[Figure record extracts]
# # # # #

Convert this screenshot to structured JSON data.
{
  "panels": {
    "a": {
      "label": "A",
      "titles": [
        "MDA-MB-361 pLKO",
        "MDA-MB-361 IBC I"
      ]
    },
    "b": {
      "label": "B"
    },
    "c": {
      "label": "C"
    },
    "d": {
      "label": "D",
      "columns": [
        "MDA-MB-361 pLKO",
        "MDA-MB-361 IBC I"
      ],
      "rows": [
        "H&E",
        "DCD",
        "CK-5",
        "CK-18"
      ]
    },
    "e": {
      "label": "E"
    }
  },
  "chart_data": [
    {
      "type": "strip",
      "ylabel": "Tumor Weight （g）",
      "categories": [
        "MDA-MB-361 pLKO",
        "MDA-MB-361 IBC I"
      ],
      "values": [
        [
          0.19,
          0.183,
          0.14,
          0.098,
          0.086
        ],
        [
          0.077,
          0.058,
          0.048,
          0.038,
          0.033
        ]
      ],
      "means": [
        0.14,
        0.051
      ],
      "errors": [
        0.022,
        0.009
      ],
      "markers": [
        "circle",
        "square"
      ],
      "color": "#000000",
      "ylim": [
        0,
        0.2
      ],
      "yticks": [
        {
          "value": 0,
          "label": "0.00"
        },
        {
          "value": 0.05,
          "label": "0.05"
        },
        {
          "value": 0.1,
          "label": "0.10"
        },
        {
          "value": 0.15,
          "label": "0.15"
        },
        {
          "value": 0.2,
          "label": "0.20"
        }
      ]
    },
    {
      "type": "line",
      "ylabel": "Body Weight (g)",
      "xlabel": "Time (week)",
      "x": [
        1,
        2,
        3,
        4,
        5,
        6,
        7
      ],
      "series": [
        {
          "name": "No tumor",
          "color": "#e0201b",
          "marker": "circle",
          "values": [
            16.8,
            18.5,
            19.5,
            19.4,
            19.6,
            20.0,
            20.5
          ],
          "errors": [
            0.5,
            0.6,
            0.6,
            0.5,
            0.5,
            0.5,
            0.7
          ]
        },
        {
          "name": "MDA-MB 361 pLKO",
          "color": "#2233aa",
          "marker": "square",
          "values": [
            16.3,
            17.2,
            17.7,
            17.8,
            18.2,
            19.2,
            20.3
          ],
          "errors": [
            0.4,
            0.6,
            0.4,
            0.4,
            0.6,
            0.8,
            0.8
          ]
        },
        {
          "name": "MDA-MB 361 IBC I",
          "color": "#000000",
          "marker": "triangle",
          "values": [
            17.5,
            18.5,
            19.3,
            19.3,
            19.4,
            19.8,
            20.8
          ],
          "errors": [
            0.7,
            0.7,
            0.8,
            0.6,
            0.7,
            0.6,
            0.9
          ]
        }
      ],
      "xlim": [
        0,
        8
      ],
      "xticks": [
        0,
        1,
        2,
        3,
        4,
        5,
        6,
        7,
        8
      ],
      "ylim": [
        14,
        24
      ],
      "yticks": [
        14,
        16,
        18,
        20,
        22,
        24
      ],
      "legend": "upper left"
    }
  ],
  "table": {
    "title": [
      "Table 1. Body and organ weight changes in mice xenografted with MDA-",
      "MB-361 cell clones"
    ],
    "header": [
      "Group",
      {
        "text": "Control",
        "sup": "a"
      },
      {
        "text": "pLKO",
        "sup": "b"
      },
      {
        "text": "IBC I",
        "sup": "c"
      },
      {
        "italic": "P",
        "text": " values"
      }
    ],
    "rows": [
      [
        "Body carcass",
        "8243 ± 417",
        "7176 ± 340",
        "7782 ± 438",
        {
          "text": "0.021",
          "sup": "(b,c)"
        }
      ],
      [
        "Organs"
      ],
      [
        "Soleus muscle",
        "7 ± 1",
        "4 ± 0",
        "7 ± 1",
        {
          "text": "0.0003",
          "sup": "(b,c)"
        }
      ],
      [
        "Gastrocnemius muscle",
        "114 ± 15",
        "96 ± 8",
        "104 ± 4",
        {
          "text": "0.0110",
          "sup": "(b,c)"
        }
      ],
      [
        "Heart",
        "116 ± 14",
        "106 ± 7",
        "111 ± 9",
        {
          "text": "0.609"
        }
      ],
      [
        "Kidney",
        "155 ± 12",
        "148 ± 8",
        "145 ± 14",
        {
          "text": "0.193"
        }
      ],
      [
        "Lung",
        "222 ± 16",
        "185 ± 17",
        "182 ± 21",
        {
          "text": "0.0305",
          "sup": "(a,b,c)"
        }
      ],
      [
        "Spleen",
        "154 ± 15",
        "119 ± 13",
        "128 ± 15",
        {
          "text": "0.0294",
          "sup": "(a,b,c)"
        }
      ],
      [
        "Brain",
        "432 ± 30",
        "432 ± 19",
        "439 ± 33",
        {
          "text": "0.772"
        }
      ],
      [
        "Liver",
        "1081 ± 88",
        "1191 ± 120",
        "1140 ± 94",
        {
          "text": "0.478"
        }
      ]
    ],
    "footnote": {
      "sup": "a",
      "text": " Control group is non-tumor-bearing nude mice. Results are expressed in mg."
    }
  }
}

# # # # #

* **Exercise requirements**
Copy down the entries exactly, leaving out no line.

* **Task response**
Convert this screenshot to structured JSON data.
{
  "panels": {
    "a": {
      "label": "A",
      "titles": [
        "MDA-MB-361 pLKO",
        "MDA-MB-361 IBC I"
      ]
    },
    "b": {
      "label": "B"
    },
    "c": {
      "label": "C"
    },
    "d": {
      "label": "D",
      "columns": [
        "MDA-MB-361 pLKO",
        "MDA-MB-361 IBC I"
      ],
      "rows": [
        "H&E",
        "DCD",
        "CK-5",
        "CK-18"
      ]
    },
    "e": {
      "label": "E"
    }
  },
  "chart_data": [
    {
      "type": "strip",
      "ylabel": "Tumor Weight （g）",
      "categories": [
        "MDA-MB-361 pLKO",
        "MDA-MB-361 IBC I"
      ],
      "values": [
        [
          0.19,
          0.183,
          0.14,
          0.098,
          0.086
        ],
        [
          0.077,
          0.058,
          0.048,
          0.038,
          0.033
        ]
      ],
      "means": [
        0.14,
        0.051
      ],
      "errors": [
        0.022,
        0.009
      ],
      "markers": [
        "circle",
        "square"
      ],
      "color": "#000000",
      "ylim": [
        0,
        0.2
      ],
      "yticks": [
        {
          "value": 0,
          "label": "0.00"
        },
        {
          "value": 0.05,
          "label": "0.05"
        },
        {
          "value": 0.1,
          "label": "0.10"
        },
        {
          "value": 0.15,
          "label": "0.15"
        },
        {
          "value": 0.2,
          "label": "0.20"
        }
      ]
    },
    {
      "type": "line",
      "ylabel": "Body Weight (g)",
      "xlabel": "Time (week)",
      "x": [
        1,
        2,
        3,
        4,
        5,
        6,
        7
      ],
      "series": [
        {
          "name": "No tumor",
          "color": "#e0201b",
          "marker": "circle",
          "values": [
            16.8,
            18.5,
            19.5,
            19.4,
            19.6,
            20.0,
            20.5
          ],
          "errors": [
            0.5,
            0.6,
            0.6,
            0.5,
            0.5,
            0.5,
            0.7
          ]
        },
        {
          "name": "MDA-MB 361 pLKO",
          "color": "#2233aa",
          "marker": "square",
          "values": [
            16.3,
            17.2,
            17.7,
            17.8,
            18.2,
            19.2,
            20.3
          ],
          "errors": [
            0.4,
            0.6,
            0.4,
            0.4,
            0.6,
            0.8,
            0.8
          ]
        },
        {
          "name": "MDA-MB 361 IBC I",
          "color": "#000000",
          "marker": "triangle",
          "values": [
            17.5,
            18.5,
            19.3,
            19.3,
            19.4,
            19.8,
            20.8
          ],
          "errors": [
            0.7,
            0.7,
            0.8,
            0.6,
            0.7,
            0.6,
            0.9
          ]
        }
      ],
      "xlim": [
        0,
        8
      ],
      "xticks": [
        0,
        1,
        2,
        3,
        4,
        5,
        6,
        7,
        8
      ],
      "ylim": [
        14,
        24
      ],
      "yticks": [
        14,
        16,
        18,
        20,
        22,
        24
      ],
      "legend": "upper left"
    }
  ],
  "table": {
    "title": [
      "Table 1. Body and organ weight changes in mice xenografted with MDA-",
      "MB-361 cell clones"
    ],
    "header": [
      "Group",
      {
        "text": "Control",
        "sup": "a"
      },
      {
        "text": "pLKO",
        "sup": "b"
      },
      {
        "text": "IBC I",
        "sup": "c"
      },
      {
        "italic": "P",
        "text": " values"
      }
    ],
    "rows": [
      [
        "Body carcass",
        "8243 ± 417",
        "7176 ± 340",
        "7782 ± 438",
        {
          "text": "0.021",
          "sup": "(b,c)"
        }
      ],
      [
        "Organs"
      ],
      [
        "Soleus muscle",
        "7 ± 1",
        "4 ± 0",
        "7 ± 1",
        {
          "text": "0.0003",
          "sup": "(b,c)"
        }
      ],
      [
        "Gastrocnemius muscle",
        "114 ± 15",
        "96 ± 8",
        "104 ± 4",
        {
          "text": "0.0110",
          "sup": "(b,c)"
        }
      ],
      [
        "Heart",
        "116 ± 14",
        "106 ± 7",
        "111 ± 9",
        {
          "text": "0.609"
        }
      ],
      [
        "Kidney",
        "155 ± 12",
        "148 ± 8",
        "145 ± 14",
        {
          "text": "0.193"
        }
      ],
      [
        "Lung",
        "222 ± 16",
        "185 ± 17",
        "182 ± 21",
        {
          "text": "0.0305",
          "sup": "(a,b,c)"
        }
      ],
      [
        "Spleen",
        "154 ± 15",
        "119 ± 13",
        "128 ± 15",
        {
          "text": "0.0294",
          "sup": "(a,b,c)"
        }
      ],
      [
        "Brain",
        "432 ± 30",
        "432 ± 19",
        "439 ± 33",
        {
          "text": "0.772"
        }
      ],
      [
        "Liver",
        "1081 ± 88",
        "1191 ± 120",
        "1140 ± 94",
        {
          "text": "0.478"
        }
      ]
    ],
    "footnote": {
      "sup": "a",
      "text": " Control group is non-tumor-bearing nude mice. Results are expressed in mg."
    }
  }
}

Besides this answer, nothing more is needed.